# TASK A
Copy the entries word for word, everything from the start of the entries down to and including the line that contains "like-button[interactable]: 281 bbox=[458, 269, 529, 299]".
# TASK B
Carry on the forum thread about Wyatt's new home, picking up right after its last sentence.

# PASSAGE
** start **

I'm far from fine right now but time wounds all heels right? This was the best thing for him, I just hope he knows how much I'll always love him.

Sarah

3-greys-and-a-mutt
08-08-2001, 05:49 PM
It is so hard to let go, but isn't it gratifying to know that he has a whole family (little boys included!!!) to love him forever? You will miss him :( , but kudos to you for finding him such an appropriate family! Many people would have left their dog somewhere, or just let it loose! When you are aching for Wyatt, picture him enjoying the company of those little boys....

Cinder & Smoke
08-08-2001, 06:51 PM
Hey Sarah ~ GOOD WORK :D on finding a great sounding home for Wyatt!

Would you consider finding a Wyatt-sized stuffy to remind you of all the fun times you had with him? I know a stuffy will never be able to replace Wyatt - but it might help soften the heartache.

And check with the new family to see if they have internet capabilities ~ ask them to join the Pet Talk Family and keep you and us current on how he's adjusting to his new digs.

/s/ Phred

RachelJ
08-08-2001, 07:43 PM
You did it! Wyatt certainly deserves a good home and you found it for him. I am so happy. This was such a depressing situation. I am so glad it didn't come to him having to go through the shelter situation. That can be hard on an animal. Have faith that Wyatt will make his adjustments in record time.

jackiesdaisy1935
08-08-2001, 08:35 PM
That is one of the most difficult things we have to face at times in our life. Letting go of one we love so much. But, just think
Wyatt will have two boys to play with and take care of, his life will be full. I can well imagine how much you miss him and will forever, but the good side of this is that you can visit him anytime you want and maybe you just made some new friends too. I'm sure Wyatt will also miss you but he has a new job protecting those boys. You did the right thing and I will be thinking of you and Wyatt and that all goes well for both of you.

** end **

# AVAILABLE DATA
** start **

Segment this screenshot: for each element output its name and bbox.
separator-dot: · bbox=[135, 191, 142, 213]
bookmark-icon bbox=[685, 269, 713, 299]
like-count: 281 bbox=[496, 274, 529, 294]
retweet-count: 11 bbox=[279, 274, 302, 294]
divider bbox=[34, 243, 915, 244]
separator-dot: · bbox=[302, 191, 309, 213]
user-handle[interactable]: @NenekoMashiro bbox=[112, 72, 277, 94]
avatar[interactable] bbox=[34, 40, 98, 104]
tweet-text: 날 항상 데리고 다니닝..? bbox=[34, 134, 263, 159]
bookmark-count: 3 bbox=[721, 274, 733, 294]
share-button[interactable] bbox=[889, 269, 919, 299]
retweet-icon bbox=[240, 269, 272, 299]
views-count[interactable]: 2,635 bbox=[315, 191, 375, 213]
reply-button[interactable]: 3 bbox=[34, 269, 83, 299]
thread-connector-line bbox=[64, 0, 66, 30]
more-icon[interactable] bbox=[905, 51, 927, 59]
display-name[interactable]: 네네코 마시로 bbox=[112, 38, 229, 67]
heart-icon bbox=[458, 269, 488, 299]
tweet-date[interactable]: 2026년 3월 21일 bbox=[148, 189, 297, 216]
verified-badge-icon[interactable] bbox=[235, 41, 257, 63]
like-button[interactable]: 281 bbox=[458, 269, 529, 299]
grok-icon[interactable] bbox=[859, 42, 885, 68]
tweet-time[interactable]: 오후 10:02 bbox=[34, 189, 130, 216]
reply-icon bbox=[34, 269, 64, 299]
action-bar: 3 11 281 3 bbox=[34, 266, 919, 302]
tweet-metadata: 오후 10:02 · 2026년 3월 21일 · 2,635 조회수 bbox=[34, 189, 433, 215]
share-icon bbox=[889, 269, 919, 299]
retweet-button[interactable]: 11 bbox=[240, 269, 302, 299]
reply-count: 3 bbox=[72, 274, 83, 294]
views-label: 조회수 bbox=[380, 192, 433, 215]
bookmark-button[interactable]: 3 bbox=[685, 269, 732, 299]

** end **

# TASK RESPONSE A
Segment this screenshot: for each element output its name and bbox.
separator-dot: · bbox=[135, 191, 142, 213]
bookmark-icon bbox=[685, 269, 713, 299]
like-count: 281 bbox=[496, 274, 529, 294]
retweet-count: 11 bbox=[279, 274, 302, 294]
divider bbox=[34, 243, 915, 244]
separator-dot: · bbox=[302, 191, 309, 213]
user-handle[interactable]: @NenekoMashiro bbox=[112, 72, 277, 94]
avatar[interactable] bbox=[34, 40, 98, 104]
tweet-text: 날 항상 데리고 다니닝..? bbox=[34, 134, 263, 159]
bookmark-count: 3 bbox=[721, 274, 733, 294]
share-button[interactable] bbox=[889, 269, 919, 299]
retweet-icon bbox=[240, 269, 272, 299]
views-count[interactable]: 2,635 bbox=[315, 191, 375, 213]
reply-button[interactable]: 3 bbox=[34, 269, 83, 299]
thread-connector-line bbox=[64, 0, 66, 30]
more-icon[interactable] bbox=[905, 51, 927, 59]
display-name[interactable]: 네네코 마시로 bbox=[112, 38, 229, 67]
heart-icon bbox=[458, 269, 488, 299]
tweet-date[interactable]: 2026년 3월 21일 bbox=[148, 189, 297, 216]
verified-badge-icon[interactable] bbox=[235, 41, 257, 63]
like-button[interactable]: 281 bbox=[458, 269, 529, 299]

# TASK RESPONSE B
Jackie

Angels3
08-08-2001, 08:49 PM
Sarah, that was a wonderful thing you did for Wyatt. And I agree with you that the hardest thing is parting with a beloved dog even when you know it's going to an excellent home. Your head knows that this is the most wonderful thing for the dog but your heart aches because the bond is so strong.
I thought Phred's advice was excellent about a 'substitute'. Could I also suggest you have a couple of excellent photos of Wyatt...one with his great new family. Look at those photos as much as you like & your heart will sing when you see the joy on all their faces. Keep a picture of Wyatt in your wallet...& show him to people as your very favourite foster-dog who is now living in a Doggy Heaven on Earth. Watch the joy on dog lovers faces...because this is what we would want for EVERY dog. And Wyatt got there because of YOU.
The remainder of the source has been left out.